[START Excerpted data]

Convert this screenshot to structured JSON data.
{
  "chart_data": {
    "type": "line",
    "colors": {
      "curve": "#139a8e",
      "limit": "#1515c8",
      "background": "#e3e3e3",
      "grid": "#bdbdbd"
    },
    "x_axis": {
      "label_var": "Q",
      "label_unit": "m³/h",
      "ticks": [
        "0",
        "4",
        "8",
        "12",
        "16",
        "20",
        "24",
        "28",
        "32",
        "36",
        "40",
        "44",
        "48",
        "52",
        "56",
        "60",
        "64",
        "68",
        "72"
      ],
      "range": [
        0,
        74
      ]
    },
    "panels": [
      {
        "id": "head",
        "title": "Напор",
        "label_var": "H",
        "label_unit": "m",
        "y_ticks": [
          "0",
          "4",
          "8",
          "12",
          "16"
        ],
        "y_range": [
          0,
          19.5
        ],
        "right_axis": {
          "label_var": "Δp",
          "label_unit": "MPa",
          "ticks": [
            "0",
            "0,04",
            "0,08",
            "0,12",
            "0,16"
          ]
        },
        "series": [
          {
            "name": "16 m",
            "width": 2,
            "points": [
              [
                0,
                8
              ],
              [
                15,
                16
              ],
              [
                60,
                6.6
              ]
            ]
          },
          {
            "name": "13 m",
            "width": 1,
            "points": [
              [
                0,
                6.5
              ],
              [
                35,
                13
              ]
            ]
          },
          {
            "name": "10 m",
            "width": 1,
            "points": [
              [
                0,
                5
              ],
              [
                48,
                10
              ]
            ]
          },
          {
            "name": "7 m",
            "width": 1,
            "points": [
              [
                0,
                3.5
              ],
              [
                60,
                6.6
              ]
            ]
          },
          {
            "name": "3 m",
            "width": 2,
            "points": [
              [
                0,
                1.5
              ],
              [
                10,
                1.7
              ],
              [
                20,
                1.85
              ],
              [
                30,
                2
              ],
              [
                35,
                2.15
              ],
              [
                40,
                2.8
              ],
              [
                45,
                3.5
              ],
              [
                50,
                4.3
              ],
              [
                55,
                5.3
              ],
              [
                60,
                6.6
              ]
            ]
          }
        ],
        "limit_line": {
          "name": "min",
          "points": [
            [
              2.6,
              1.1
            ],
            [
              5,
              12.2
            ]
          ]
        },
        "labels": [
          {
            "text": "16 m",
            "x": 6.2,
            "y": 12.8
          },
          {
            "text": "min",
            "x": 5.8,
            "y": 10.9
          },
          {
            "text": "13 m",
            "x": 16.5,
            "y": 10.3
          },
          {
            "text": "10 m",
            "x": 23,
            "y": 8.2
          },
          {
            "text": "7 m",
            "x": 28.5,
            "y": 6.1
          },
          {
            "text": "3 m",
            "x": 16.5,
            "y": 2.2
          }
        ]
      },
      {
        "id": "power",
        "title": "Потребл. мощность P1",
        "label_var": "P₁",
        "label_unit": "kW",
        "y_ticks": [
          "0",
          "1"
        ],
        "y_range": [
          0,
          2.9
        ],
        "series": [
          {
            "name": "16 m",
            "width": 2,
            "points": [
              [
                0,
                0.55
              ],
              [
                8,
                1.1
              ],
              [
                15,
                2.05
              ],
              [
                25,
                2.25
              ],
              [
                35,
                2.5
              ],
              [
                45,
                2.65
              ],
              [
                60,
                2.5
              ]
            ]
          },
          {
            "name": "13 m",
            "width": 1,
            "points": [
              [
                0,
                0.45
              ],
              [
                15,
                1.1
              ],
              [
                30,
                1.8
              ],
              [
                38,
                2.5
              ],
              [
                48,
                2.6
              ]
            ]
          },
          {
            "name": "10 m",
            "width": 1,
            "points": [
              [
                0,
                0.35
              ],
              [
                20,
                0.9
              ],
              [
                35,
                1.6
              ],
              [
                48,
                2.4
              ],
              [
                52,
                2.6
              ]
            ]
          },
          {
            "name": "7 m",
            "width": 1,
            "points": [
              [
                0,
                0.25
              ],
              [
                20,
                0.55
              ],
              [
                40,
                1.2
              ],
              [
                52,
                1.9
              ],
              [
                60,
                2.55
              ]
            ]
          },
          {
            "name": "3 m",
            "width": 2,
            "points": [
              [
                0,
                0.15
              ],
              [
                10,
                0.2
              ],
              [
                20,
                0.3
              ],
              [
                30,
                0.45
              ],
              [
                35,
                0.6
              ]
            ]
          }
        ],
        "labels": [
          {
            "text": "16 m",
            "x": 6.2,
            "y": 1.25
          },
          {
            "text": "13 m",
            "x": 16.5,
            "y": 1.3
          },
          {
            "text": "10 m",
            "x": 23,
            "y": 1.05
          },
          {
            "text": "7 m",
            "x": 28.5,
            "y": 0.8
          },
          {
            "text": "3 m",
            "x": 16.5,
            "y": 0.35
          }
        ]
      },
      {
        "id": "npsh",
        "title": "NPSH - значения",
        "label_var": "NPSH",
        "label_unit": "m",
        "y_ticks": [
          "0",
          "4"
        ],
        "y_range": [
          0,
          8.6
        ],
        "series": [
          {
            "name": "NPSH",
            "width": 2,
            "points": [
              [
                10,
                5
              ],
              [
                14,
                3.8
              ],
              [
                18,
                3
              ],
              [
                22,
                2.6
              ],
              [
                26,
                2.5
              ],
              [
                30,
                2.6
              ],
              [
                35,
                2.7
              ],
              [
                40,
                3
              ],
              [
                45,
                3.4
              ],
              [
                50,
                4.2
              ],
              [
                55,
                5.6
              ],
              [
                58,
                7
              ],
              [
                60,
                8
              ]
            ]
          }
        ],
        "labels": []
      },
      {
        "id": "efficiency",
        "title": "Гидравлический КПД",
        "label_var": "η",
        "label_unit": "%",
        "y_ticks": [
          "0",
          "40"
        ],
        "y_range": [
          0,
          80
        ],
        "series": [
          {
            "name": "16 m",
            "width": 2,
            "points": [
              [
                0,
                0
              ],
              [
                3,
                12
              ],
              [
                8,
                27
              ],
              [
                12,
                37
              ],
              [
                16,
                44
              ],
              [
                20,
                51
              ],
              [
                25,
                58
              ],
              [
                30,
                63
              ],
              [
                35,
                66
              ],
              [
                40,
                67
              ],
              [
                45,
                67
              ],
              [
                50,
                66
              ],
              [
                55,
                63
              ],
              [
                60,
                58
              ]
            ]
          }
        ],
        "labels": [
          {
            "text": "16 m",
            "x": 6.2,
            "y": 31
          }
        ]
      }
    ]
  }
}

[END Excerpted data]

> Your goal: Write the material out again word for word.

> Answer:
Convert this screenshot to structured JSON data.
{
  "chart_data": {
    "type": "line",
    "colors": {
      "curve": "#139a8e",
      "limit": "#1515c8",
      "background": "#e3e3e3",
      "grid": "#bdbdbd"
    },
    "x_axis": {
      "label_var": "Q",
      "label_unit": "m³/h",
      "ticks": [
        "0",
        "4",
        "8",
        "12",
        "16",
        "20",
        "24",
        "28",
        "32",
        "36",
        "40",
        "44",
        "48",
        "52",
        "56",
        "60",
        "64",
        "68",
        "72"
      ],
      "range": [
        0,
        74
      ]
    },
    "panels": [
      {
        "id": "head",
        "title": "Напор",
        "label_var": "H",
        "label_unit": "m",
        "y_ticks": [
          "0",
          "4",
          "8",
          "12",
          "16"
        ],
        "y_range": [
          0,
          19.5
        ],
        "right_axis": {
          "label_var": "Δp",
          "label_unit": "MPa",
          "ticks": [
            "0",
            "0,04",
            "0,08",
            "0,12",
            "0,16"
          ]
        },
        "series": [
          {
            "name": "16 m",
            "width": 2,
            "points": [
              [
                0,
                8
              ],
              [
                15,
                16
              ],
              [
                60,
                6.6
              ]
            ]
          },
          {
            "name": "13 m",
            "width": 1,
            "points": [
              [
                0,
                6.5
              ],
              [
                35,
                13
              ]
            ]
          },
          {
            "name": "10 m",
            "width": 1,
            "points": [
              [
                0,
                5
              ],
              [
                48,
                10
              ]
            ]
          },
          {
            "name": "7 m",
            "width": 1,
            "points": [
              [
                0,
                3.5
              ],
              [
                60,
                6.6
              ]
            ]
          },
          {
            "name": "3 m",
            "width": 2,
            "points": [
              [
                0,
                1.5
              ],
              [
                10,
                1.7
              ],
              [
                20,
                1.85
              ],
              [
                30,
                2
              ],
              [
                35,
                2.15
              ],
              [
                40,
                2.8
              ],
              [
                45,
                3.5
              ],
              [
                50,
                4.3
              ],
              [
                55,
                5.3
              ],
              [
                60,
                6.6
              ]
            ]
          }
        ],
        "limit_line": {
          "name": "min",
          "points": [
            [
              2.6,
              1.1
            ],
            [
              5,
              12.2
            ]
          ]
        },
        "labels": [
          {
            "text": "16 m",
            "x": 6.2,
            "y": 12.8
          },
          {
            "text": "min",
            "x": 5.8,
            "y": 10.9
          },
          {
            "text": "13 m",
            "x": 16.5,
            "y": 10.3
          },
          {
            "text": "10 m",
            "x": 23,
            "y": 8.2
          },
          {
            "text": "7 m",
            "x": 28.5,
            "y": 6.1
          },
          {
            "text": "3 m",
            "x": 16.5,
            "y": 2.2
          }
        ]
      },
      {
        "id": "power",
        "title": "Потребл. мощность P1",
        "label_var": "P₁",
        "label_unit": "kW",
        "y_ticks": [
          "0",
          "1"
        ],
        "y_range": [
          0,
          2.9
        ],
        "series": [
          {
            "name": "16 m",
            "width": 2,
            "points": [
              [
                0,
                0.55
              ],
              [
                8,
                1.1
              ],
              [
                15,
                2.05
              ],
              [
                25,
                2.25
              ],
              [
                35,
                2.5
              ],
              [
                45,
                2.65
              ],
              [
                60,
                2.5
              ]
            ]
          },
          {
            "name": "13 m",
            "width": 1,
            "points": [
              [
                0,
                0.45
              ],
              [
                15,
                1.1
              ],
              [
                30,
                1.8
              ],
              [
                38,
                2.5
              ],
              [
                48,
                2.6
              ]
            ]
          },
          {
            "name": "10 m",
            "width": 1,
            "points": [
              [
                0,
                0.35
              ],
              [
                20,
                0.9
              ],
              [
                35,
                1.6
              ],
              [
                48,
                2.4
              ],
              [
                52,
                2.6
              ]
            ]
          },
          {
            "name": "7 m",
            "width": 1,
            "points": [
              [
                0,
                0.25
              ],
              [
                20,
                0.55
              ],
              [
                40,
                1.2
              ],
              [
                52,
                1.9
              ],
              [
                60,
                2.55
              ]
            ]
          },
          {
            "name": "3 m",
            "width": 2,
            "points": [
              [
                0,
                0.15
              ],
              [
                10,
                0.2
              ],
              [
                20,
                0.3
              ],
              [
                30,
                0.45
              ],
              [
                35,
                0.6
              ]
            ]
          }
        ],
        "labels": [
          {
            "text": "16 m",
            "x": 6.2,
            "y": 1.25
          },
          {
            "text": "13 m",
            "x": 16.5,
            "y": 1.3
          },
          {
            "text": "10 m",
            "x": 23,
            "y": 1.05
          },
          {
            "text": "7 m",
            "x": 28.5,
            "y": 0.8
          },
          {
            "text": "3 m",
            "x": 16.5,
            "y": 0.35
          }
        ]
      },
      {
        "id": "npsh",
        "title": "NPSH - значения",
        "label_var": "NPSH",
        "label_unit": "m",
        "y_ticks": [
          "0",
          "4"
        ],
        "y_range": [
          0,
          8.6
        ],
        "series": [
          {
            "name": "NPSH",
            "width": 2,
            "points": [
              [
                10,
                5
              ],
              [
                14,
                3.8
              ],
              [
                18,
                3
              ],
              [
                22,
                2.6
              ],
              [
                26,
                2.5
              ],
              [
                30,
                2.6
              ],
              [
                35,
                2.7
              ],
              [
                40,
                3
              ],
              [
                45,
                3.4
              ],
              [
                50,
                4.2
              ],
              [
                55,
                5.6
              ],
              [
                58,
                7
              ],
              [
                60,
                8
              ]
            ]
          }
        ],
        "labels": []
      },
      {
        "id": "efficiency",
        "title": "Гидравлический КПД",
        "label_var": "η",
        "label_unit": "%",
        "y_ticks": [
          "0",
          "40"
        ],
        "y_range": [
          0,
          80
        ],
        "series": [
          {
            "name": "16 m",
            "width": 2,
            "points": [
              [
                0,
                0
              ],
              [
                3,
                12
              ],
              [
                8,
                27
              ],
              [
                12,
                37
              ],
              [
                16,
                44
              ],
              [
                20,
                51
              ],
              [
                25,
                58
              ],
              [
                30,
                63
              ],
              [
                35,
                66
              ],
              [
                40,
                67
              ],
              [
                45,
                67
              ],
              [
                50,
                66
              ],
              [
                55,
                63
              ],
              [
                60,
                58
              ]
            ]
          }
        ],
        "labels": [
          {
            "text": "16 m",
            "x": 6.2,
            "y": 31
          }
        ]
      }
    ]
  }
}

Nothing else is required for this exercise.